### EXERCISE GOAL
Which lines of the records contain "count"? Collect every one of them.

-- -- --

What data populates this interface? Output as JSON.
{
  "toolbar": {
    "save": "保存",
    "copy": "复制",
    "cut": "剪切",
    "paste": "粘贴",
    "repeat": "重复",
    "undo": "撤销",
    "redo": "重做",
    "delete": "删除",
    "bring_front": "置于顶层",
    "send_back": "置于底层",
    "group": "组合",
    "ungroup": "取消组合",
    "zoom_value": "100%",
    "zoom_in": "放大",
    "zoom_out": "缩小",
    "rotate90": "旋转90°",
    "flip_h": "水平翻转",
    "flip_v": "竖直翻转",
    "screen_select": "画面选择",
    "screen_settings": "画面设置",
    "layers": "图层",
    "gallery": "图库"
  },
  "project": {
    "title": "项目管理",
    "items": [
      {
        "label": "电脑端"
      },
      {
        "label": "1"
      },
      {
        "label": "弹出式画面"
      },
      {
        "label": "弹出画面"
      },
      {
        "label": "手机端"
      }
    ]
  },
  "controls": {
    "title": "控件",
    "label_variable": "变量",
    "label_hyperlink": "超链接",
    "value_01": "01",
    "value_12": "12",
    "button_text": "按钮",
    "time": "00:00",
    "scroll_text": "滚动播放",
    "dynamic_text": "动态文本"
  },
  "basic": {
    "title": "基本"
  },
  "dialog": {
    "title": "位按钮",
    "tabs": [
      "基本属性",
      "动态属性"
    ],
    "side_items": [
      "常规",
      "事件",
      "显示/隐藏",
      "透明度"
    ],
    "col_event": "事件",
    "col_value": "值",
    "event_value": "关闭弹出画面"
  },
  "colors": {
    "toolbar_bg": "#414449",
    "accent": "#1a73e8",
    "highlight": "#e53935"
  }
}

-- -- --

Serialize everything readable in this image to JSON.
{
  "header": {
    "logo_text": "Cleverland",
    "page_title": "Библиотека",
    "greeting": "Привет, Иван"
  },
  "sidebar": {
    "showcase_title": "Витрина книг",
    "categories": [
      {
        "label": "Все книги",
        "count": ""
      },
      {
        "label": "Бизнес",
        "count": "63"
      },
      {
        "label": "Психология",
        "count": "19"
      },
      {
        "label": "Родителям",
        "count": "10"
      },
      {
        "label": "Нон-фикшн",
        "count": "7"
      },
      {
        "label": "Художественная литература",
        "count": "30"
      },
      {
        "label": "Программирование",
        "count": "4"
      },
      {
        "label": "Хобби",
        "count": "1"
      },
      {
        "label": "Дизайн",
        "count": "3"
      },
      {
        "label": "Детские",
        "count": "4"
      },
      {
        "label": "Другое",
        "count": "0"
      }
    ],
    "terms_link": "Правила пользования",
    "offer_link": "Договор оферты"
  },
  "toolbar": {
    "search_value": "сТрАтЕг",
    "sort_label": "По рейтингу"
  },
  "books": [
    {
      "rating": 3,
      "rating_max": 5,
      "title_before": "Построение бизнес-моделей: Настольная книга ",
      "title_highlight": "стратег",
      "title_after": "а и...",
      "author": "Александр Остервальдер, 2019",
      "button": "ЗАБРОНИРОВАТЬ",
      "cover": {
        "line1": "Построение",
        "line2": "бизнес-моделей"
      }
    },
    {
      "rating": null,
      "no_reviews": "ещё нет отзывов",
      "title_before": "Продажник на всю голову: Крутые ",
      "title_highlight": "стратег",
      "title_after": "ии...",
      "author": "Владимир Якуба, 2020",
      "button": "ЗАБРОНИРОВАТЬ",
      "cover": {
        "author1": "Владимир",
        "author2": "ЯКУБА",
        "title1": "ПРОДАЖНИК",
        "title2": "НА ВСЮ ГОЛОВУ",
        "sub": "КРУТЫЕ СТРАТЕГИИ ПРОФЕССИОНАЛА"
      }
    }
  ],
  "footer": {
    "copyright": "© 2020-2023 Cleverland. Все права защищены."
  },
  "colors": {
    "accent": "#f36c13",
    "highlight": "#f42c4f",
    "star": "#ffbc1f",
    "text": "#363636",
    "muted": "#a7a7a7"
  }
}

-- -- --

### EXERCISE RESPONSE
        "count": ""
        "count": "63"
        "count": "19"
        "count": "10"
        "count": "7"
        "count": "30"
        "count": "4"
        "count": "1"
        "count": "3"
        "count": "4"
        "count": "0"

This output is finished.